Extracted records
☆ ☆ ☆

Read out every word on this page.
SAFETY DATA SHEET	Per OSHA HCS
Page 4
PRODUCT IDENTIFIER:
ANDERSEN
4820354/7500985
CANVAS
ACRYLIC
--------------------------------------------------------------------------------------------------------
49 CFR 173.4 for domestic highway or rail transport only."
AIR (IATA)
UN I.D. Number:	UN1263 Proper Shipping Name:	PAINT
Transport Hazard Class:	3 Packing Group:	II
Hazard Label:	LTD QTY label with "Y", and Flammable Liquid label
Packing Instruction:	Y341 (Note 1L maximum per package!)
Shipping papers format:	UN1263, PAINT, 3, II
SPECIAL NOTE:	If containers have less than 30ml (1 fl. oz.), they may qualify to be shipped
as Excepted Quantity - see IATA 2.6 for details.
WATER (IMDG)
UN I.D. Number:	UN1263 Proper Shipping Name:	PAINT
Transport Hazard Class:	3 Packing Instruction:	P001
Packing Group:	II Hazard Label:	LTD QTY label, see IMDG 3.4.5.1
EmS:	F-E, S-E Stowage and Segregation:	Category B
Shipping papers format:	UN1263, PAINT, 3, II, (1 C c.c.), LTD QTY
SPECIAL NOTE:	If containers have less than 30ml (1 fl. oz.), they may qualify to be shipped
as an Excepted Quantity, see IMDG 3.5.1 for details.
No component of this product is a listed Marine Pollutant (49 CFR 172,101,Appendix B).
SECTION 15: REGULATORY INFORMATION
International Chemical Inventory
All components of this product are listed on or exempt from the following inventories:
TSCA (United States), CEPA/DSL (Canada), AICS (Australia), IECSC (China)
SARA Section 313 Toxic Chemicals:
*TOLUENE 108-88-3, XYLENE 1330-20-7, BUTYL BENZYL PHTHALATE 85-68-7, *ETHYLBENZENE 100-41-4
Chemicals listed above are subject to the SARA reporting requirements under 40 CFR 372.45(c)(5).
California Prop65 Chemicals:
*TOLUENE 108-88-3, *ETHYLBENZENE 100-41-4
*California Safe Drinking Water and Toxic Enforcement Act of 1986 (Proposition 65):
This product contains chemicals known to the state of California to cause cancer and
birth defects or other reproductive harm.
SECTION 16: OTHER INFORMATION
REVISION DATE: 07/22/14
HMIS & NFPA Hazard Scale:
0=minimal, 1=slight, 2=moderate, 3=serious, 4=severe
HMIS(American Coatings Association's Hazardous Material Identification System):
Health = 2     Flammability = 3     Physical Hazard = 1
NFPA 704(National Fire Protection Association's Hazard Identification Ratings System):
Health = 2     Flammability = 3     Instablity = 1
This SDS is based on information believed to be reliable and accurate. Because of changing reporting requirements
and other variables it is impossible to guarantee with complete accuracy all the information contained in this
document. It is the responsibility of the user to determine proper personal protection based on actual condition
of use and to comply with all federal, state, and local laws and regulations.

☆ ☆ ☆

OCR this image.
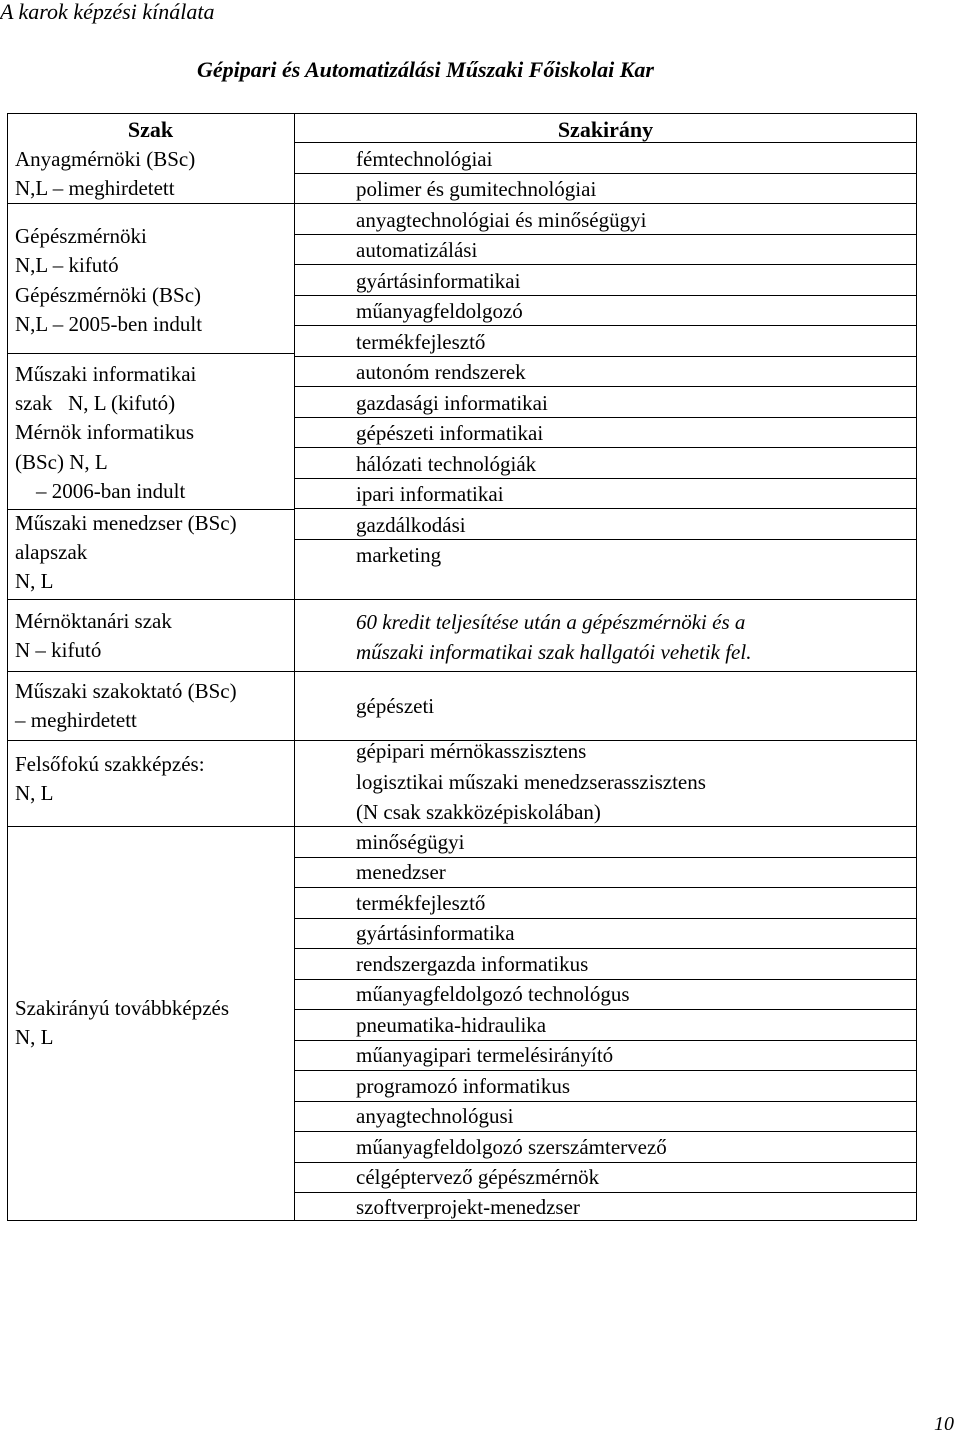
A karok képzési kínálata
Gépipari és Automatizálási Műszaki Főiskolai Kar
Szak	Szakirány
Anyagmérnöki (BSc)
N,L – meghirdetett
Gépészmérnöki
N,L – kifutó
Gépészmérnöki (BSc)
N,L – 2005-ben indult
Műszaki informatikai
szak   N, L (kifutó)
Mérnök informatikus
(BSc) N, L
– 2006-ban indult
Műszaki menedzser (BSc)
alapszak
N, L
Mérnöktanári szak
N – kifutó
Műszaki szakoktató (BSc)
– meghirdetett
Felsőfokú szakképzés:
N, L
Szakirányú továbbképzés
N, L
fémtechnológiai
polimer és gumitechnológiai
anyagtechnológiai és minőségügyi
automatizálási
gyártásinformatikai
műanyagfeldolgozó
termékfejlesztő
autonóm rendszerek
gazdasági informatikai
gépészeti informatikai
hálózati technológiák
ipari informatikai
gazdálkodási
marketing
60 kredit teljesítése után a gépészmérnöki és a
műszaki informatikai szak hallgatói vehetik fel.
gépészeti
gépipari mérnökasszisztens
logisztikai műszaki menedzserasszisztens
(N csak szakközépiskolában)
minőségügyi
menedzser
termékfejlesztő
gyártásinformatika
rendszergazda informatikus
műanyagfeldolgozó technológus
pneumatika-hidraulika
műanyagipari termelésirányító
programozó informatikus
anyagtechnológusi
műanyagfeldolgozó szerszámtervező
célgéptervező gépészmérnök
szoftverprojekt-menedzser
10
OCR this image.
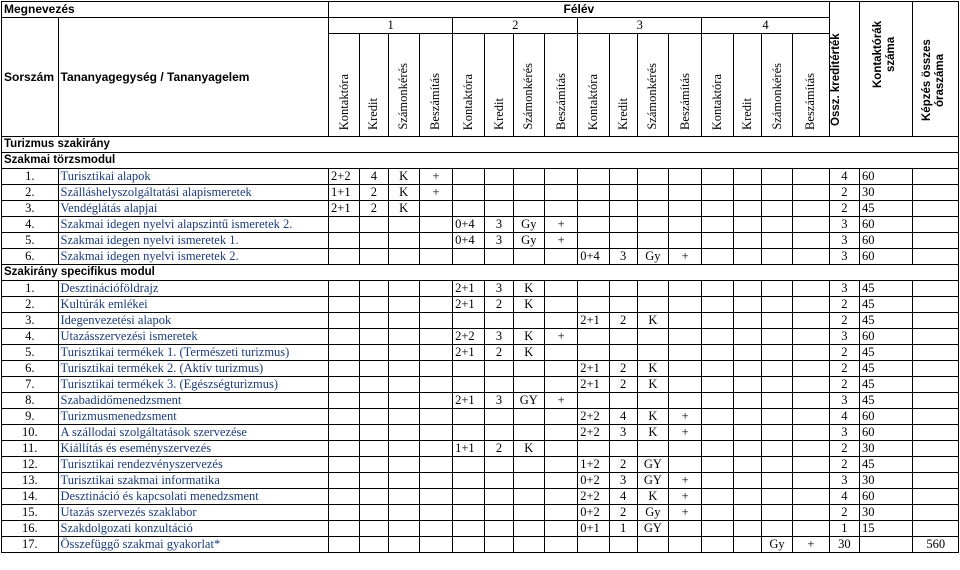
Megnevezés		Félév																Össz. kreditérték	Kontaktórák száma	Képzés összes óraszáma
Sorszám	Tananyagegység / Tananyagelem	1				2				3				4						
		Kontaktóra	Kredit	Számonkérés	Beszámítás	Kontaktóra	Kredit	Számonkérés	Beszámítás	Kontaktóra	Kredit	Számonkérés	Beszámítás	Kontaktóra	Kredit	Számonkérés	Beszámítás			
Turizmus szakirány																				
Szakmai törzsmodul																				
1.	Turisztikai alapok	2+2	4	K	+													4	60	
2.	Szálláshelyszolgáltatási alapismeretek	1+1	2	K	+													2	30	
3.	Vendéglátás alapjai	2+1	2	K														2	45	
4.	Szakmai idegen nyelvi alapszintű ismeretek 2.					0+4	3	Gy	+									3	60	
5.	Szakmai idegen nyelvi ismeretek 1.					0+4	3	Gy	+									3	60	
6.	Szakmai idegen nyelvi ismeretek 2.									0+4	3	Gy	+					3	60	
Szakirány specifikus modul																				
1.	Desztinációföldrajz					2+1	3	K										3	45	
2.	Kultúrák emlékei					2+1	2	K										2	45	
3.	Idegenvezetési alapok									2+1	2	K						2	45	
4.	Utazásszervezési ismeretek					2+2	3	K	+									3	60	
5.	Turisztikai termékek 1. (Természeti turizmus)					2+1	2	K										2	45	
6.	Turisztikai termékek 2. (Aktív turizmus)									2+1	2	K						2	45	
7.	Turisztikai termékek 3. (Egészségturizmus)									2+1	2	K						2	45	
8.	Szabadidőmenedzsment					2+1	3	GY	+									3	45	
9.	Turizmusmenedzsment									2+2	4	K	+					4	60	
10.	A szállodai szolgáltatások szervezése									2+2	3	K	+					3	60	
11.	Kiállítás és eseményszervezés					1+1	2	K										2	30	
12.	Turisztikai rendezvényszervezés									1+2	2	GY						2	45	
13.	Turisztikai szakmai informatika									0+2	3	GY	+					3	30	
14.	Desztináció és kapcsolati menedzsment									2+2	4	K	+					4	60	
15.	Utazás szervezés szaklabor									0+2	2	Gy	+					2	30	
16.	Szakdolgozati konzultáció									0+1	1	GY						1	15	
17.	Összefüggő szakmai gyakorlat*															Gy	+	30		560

☆ ☆ ☆

Problem description
Which lines of the data include "based"? Copy each of them.

The reply
This SDS is based on information believed to be reliable and accurate. Because of changing reporting requirements
document. It is the responsibility of the user to determine proper personal protection based on actual condition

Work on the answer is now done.